Material provided:
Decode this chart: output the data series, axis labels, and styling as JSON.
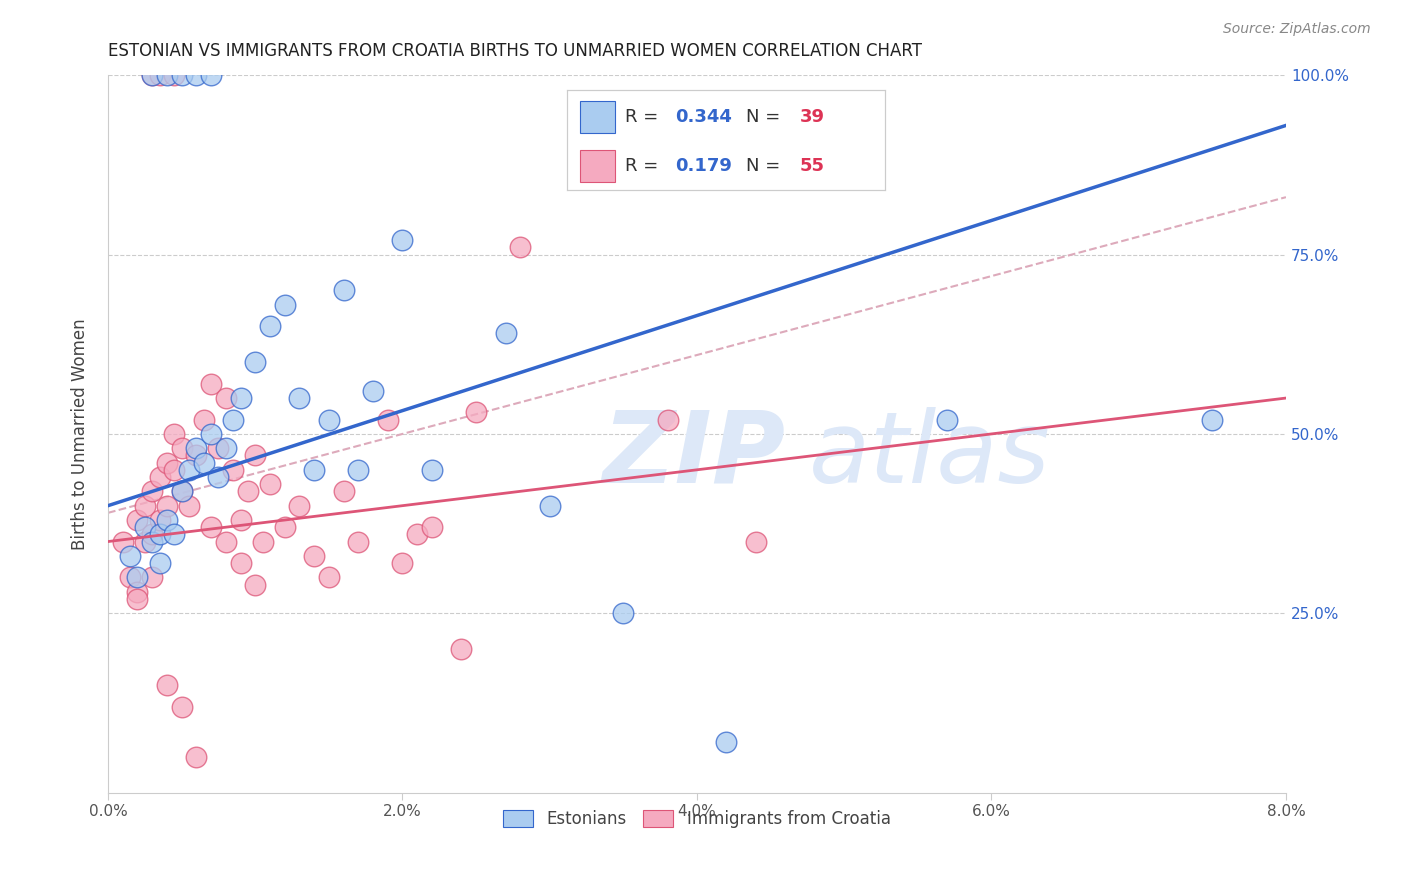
{
  "title": "ESTONIAN VS IMMIGRANTS FROM CROATIA BIRTHS TO UNMARRIED WOMEN CORRELATION CHART",
  "source": "Source: ZipAtlas.com",
  "xlabel_ticks": [
    "0.0%",
    "2.0%",
    "4.0%",
    "6.0%",
    "8.0%"
  ],
  "xlabel_vals": [
    0.0,
    2.0,
    4.0,
    6.0,
    8.0
  ],
  "ylabel_ticks": [
    "100.0%",
    "75.0%",
    "50.0%",
    "25.0%"
  ],
  "ylabel_vals": [
    100.0,
    75.0,
    50.0,
    25.0
  ],
  "ylabel_label": "Births to Unmarried Women",
  "legend_label1": "Estonians",
  "legend_label2": "Immigrants from Croatia",
  "R1": "0.344",
  "N1": "39",
  "R2": "0.179",
  "N2": "55",
  "color_blue": "#aaccf0",
  "color_pink": "#f5aac0",
  "color_blue_line": "#3366cc",
  "color_pink_line": "#dd5577",
  "color_dashed": "#ddaabb",
  "blue_scatter_x": [
    0.15,
    0.2,
    0.25,
    0.3,
    0.35,
    0.35,
    0.4,
    0.45,
    0.5,
    0.55,
    0.6,
    0.65,
    0.7,
    0.75,
    0.8,
    0.85,
    0.9,
    1.0,
    1.1,
    1.2,
    1.3,
    1.4,
    1.5,
    1.6,
    1.7,
    1.8,
    2.0,
    2.2,
    2.7,
    3.0,
    5.7,
    7.5,
    0.3,
    0.4,
    0.5,
    0.6,
    0.7,
    3.5,
    4.2
  ],
  "blue_scatter_y": [
    33,
    30,
    37,
    35,
    36,
    32,
    38,
    36,
    42,
    45,
    48,
    46,
    50,
    44,
    48,
    52,
    55,
    60,
    65,
    68,
    55,
    45,
    52,
    70,
    45,
    56,
    77,
    45,
    64,
    40,
    52,
    52,
    100,
    100,
    100,
    100,
    100,
    25,
    7
  ],
  "pink_scatter_x": [
    0.1,
    0.15,
    0.2,
    0.2,
    0.25,
    0.25,
    0.3,
    0.3,
    0.35,
    0.35,
    0.4,
    0.4,
    0.45,
    0.45,
    0.5,
    0.5,
    0.55,
    0.6,
    0.65,
    0.7,
    0.75,
    0.8,
    0.85,
    0.9,
    0.95,
    1.0,
    1.05,
    1.1,
    1.2,
    1.3,
    1.4,
    1.5,
    1.6,
    1.7,
    1.9,
    2.0,
    2.1,
    2.2,
    2.4,
    0.2,
    0.3,
    0.4,
    0.5,
    0.6,
    0.7,
    0.8,
    0.9,
    1.0,
    0.3,
    0.35,
    0.45,
    2.5,
    4.4,
    3.8,
    2.8
  ],
  "pink_scatter_y": [
    35,
    30,
    38,
    28,
    35,
    40,
    42,
    36,
    44,
    38,
    46,
    40,
    45,
    50,
    48,
    42,
    40,
    47,
    52,
    57,
    48,
    55,
    45,
    38,
    42,
    47,
    35,
    43,
    37,
    40,
    33,
    30,
    42,
    35,
    52,
    32,
    36,
    37,
    20,
    27,
    30,
    15,
    12,
    5,
    37,
    35,
    32,
    29,
    100,
    100,
    100,
    53,
    35,
    52,
    76
  ],
  "xlim": [
    0.0,
    8.0
  ],
  "ylim": [
    0.0,
    100.0
  ],
  "watermark_zip": "ZIP",
  "watermark_atlas": "atlas",
  "watermark_color": "#dde8f8",
  "blue_line_x0": 0.0,
  "blue_line_y0": 40.0,
  "blue_line_x1": 8.0,
  "blue_line_y1": 93.0,
  "pink_line_x0": 0.0,
  "pink_line_y0": 35.0,
  "pink_line_x1": 8.0,
  "pink_line_y1": 55.0,
  "dashed_line_x0": 0.0,
  "dashed_line_y0": 39.0,
  "dashed_line_x1": 8.0,
  "dashed_line_y1": 83.0
}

Instruction:
Write out the records above exactly as they appear, leaving out any pictures.

Solution to this problem:
Decode this chart: output the data series, axis labels, and styling as JSON.
{
  "title": "ESTONIAN VS IMMIGRANTS FROM CROATIA BIRTHS TO UNMARRIED WOMEN CORRELATION CHART",
  "source": "Source: ZipAtlas.com",
  "xlabel_ticks": [
    "0.0%",
    "2.0%",
    "4.0%",
    "6.0%",
    "8.0%"
  ],
  "xlabel_vals": [
    0.0,
    2.0,
    4.0,
    6.0,
    8.0
  ],
  "ylabel_ticks": [
    "100.0%",
    "75.0%",
    "50.0%",
    "25.0%"
  ],
  "ylabel_vals": [
    100.0,
    75.0,
    50.0,
    25.0
  ],
  "ylabel_label": "Births to Unmarried Women",
  "legend_label1": "Estonians",
  "legend_label2": "Immigrants from Croatia",
  "R1": "0.344",
  "N1": "39",
  "R2": "0.179",
  "N2": "55",
  "color_blue": "#aaccf0",
  "color_pink": "#f5aac0",
  "color_blue_line": "#3366cc",
  "color_pink_line": "#dd5577",
  "color_dashed": "#ddaabb",
  "blue_scatter_x": [
    0.15,
    0.2,
    0.25,
    0.3,
    0.35,
    0.35,
    0.4,
    0.45,
    0.5,
    0.55,
    0.6,
    0.65,
    0.7,
    0.75,
    0.8,
    0.85,
    0.9,
    1.0,
    1.1,
    1.2,
    1.3,
    1.4,
    1.5,
    1.6,
    1.7,
    1.8,
    2.0,
    2.2,
    2.7,
    3.0,
    5.7,
    7.5,
    0.3,
    0.4,
    0.5,
    0.6,
    0.7,
    3.5,
    4.2
  ],
  "blue_scatter_y": [
    33,
    30,
    37,
    35,
    36,
    32,
    38,
    36,
    42,
    45,
    48,
    46,
    50,
    44,
    48,
    52,
    55,
    60,
    65,
    68,
    55,
    45,
    52,
    70,
    45,
    56,
    77,
    45,
    64,
    40,
    52,
    52,
    100,
    100,
    100,
    100,
    100,
    25,
    7
  ],
  "pink_scatter_x": [
    0.1,
    0.15,
    0.2,
    0.2,
    0.25,
    0.25,
    0.3,
    0.3,
    0.35,
    0.35,
    0.4,
    0.4,
    0.45,
    0.45,
    0.5,
    0.5,
    0.55,
    0.6,
    0.65,
    0.7,
    0.75,
    0.8,
    0.85,
    0.9,
    0.95,
    1.0,
    1.05,
    1.1,
    1.2,
    1.3,
    1.4,
    1.5,
    1.6,
    1.7,
    1.9,
    2.0,
    2.1,
    2.2,
    2.4,
    0.2,
    0.3,
    0.4,
    0.5,
    0.6,
    0.7,
    0.8,
    0.9,
    1.0,
    0.3,
    0.35,
    0.45,
    2.5,
    4.4,
    3.8,
    2.8
  ],
  "pink_scatter_y": [
    35,
    30,
    38,
    28,
    35,
    40,
    42,
    36,
    44,
    38,
    46,
    40,
    45,
    50,
    48,
    42,
    40,
    47,
    52,
    57,
    48,
    55,
    45,
    38,
    42,
    47,
    35,
    43,
    37,
    40,
    33,
    30,
    42,
    35,
    52,
    32,
    36,
    37,
    20,
    27,
    30,
    15,
    12,
    5,
    37,
    35,
    32,
    29,
    100,
    100,
    100,
    53,
    35,
    52,
    76
  ],
  "xlim": [
    0.0,
    8.0
  ],
  "ylim": [
    0.0,
    100.0
  ],
  "watermark_zip": "ZIP",
  "watermark_atlas": "atlas",
  "watermark_color": "#dde8f8",
  "blue_line_x0": 0.0,
  "blue_line_y0": 40.0,
  "blue_line_x1": 8.0,
  "blue_line_y1": 93.0,
  "pink_line_x0": 0.0,
  "pink_line_y0": 35.0,
  "pink_line_x1": 8.0,
  "pink_line_y1": 55.0,
  "dashed_line_x0": 0.0,
  "dashed_line_y0": 39.0,
  "dashed_line_x1": 8.0,
  "dashed_line_y1": 83.0
}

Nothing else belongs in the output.